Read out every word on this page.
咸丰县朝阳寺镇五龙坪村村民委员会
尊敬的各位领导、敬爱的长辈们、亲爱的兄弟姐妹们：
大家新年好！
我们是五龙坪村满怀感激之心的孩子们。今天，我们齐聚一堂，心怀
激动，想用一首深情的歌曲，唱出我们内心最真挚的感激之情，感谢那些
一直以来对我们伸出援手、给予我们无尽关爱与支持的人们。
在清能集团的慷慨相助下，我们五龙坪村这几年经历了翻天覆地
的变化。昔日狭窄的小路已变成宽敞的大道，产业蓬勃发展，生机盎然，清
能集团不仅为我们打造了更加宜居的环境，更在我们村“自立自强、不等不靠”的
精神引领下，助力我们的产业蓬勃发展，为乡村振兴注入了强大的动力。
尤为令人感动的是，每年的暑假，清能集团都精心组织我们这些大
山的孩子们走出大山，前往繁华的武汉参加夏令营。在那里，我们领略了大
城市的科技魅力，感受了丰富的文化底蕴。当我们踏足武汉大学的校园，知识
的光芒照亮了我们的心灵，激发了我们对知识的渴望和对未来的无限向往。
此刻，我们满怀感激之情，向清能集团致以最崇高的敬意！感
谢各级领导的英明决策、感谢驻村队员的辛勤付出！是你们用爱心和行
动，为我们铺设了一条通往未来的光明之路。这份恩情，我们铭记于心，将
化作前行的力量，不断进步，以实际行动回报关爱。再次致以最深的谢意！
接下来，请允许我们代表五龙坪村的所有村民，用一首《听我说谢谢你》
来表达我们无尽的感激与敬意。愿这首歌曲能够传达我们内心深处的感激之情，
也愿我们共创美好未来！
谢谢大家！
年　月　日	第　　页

# PROBLEM STATEMENT
Extract the listing in its entirety, matching it exactly.

# THE SOLUTION
Read out every word on this page.
咸丰县朝阳寺镇五龙坪村村民委员会
尊敬的各位领导、敬爱的长辈们、亲爱的兄弟姐妹们：
大家新年好！
我们是五龙坪村满怀感激之心的孩子们。今天，我们齐聚一堂，心怀
激动，想用一首深情的歌曲，唱出我们内心最真挚的感激之情，感谢那些
一直以来对我们伸出援手、给予我们无尽关爱与支持的人们。
在清能集团的慷慨相助下，我们五龙坪村这几年经历了翻天覆地
的变化。昔日狭窄的小路已变成宽敞的大道，产业蓬勃发展，生机盎然，清
能集团不仅为我们打造了更加宜居的环境，更在我们村“自立自强、不等不靠”的
精神引领下，助力我们的产业蓬勃发展，为乡村振兴注入了强大的动力。
尤为令人感动的是，每年的暑假，清能集团都精心组织我们这些大
山的孩子们走出大山，前往繁华的武汉参加夏令营。在那里，我们领略了大
城市的科技魅力，感受了丰富的文化底蕴。当我们踏足武汉大学的校园，知识
的光芒照亮了我们的心灵，激发了我们对知识的渴望和对未来的无限向往。
此刻，我们满怀感激之情，向清能集团致以最崇高的敬意！感
谢各级领导的英明决策、感谢驻村队员的辛勤付出！是你们用爱心和行
动，为我们铺设了一条通往未来的光明之路。这份恩情，我们铭记于心，将
化作前行的力量，不断进步，以实际行动回报关爱。再次致以最深的谢意！
接下来，请允许我们代表五龙坪村的所有村民，用一首《听我说谢谢你》
来表达我们无尽的感激与敬意。愿这首歌曲能够传达我们内心深处的感激之情，
也愿我们共创美好未来！
谢谢大家！
年　月　日	第　　页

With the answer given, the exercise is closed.